→ GIVEN EXERCISE
Filter the lines below, copying only those with the string "abschlussprojekt".

--- begin DATA FOR THE TASK ---

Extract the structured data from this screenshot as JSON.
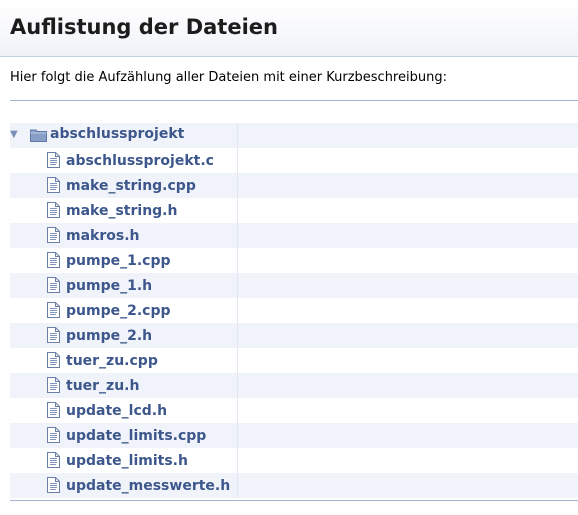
{
  "header": {
    "title": "Auflistung der Dateien"
  },
  "intro": "Hier folgt die Aufzählung aller Dateien mit einer Kurzbeschreibung:",
  "tree": {
    "folder": {
      "name": "abschlussprojekt",
      "expanded": true,
      "icon": "folder-icon"
    },
    "files": [
      "abschlussprojekt.c",
      "make_string.cpp",
      "make_string.h",
      "makros.h",
      "pumpe_1.cpp",
      "pumpe_1.h",
      "pumpe_2.cpp",
      "pumpe_2.h",
      "tuer_zu.cpp",
      "tuer_zu.h",
      "update_lcd.h",
      "update_limits.cpp",
      "update_limits.h",
      "update_messwerte.h"
    ]
  },
  "colors": {
    "link": "#3d578c",
    "row_alt": "#f0f3f9",
    "divider": "#a3b4d7"
  }
}
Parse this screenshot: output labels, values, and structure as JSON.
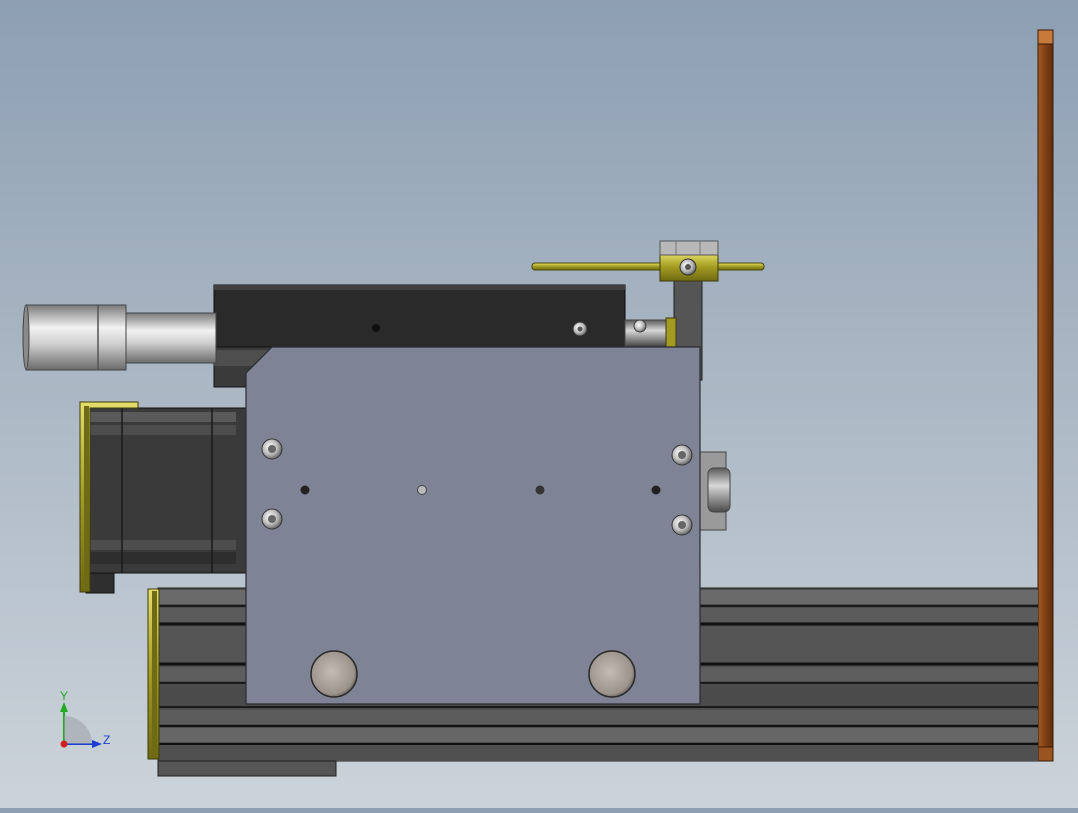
{
  "viewport": {
    "background_top": "#8d9fb3",
    "background_bottom": "#ccd3da"
  },
  "model": {
    "colors": {
      "anodized_black": "#2b2b2b",
      "extrusion_gray": "#4a4a4a",
      "carriage_plate": "#7f8596",
      "bracket_olive": "#8c8a2e",
      "copper_plate": "#8a4a1f",
      "steel": "#c8c8c8"
    }
  },
  "triad": {
    "y_label": "Y",
    "z_label": "Z",
    "y_color": "#22aa22",
    "z_color": "#1a3fd0",
    "origin_color": "#d02020"
  }
}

--- end DATA FOR THE TASK ---

→ SOLUTION TO THE EXERCISE
      "name": "abschlussprojekt",
      "abschlussprojekt.c",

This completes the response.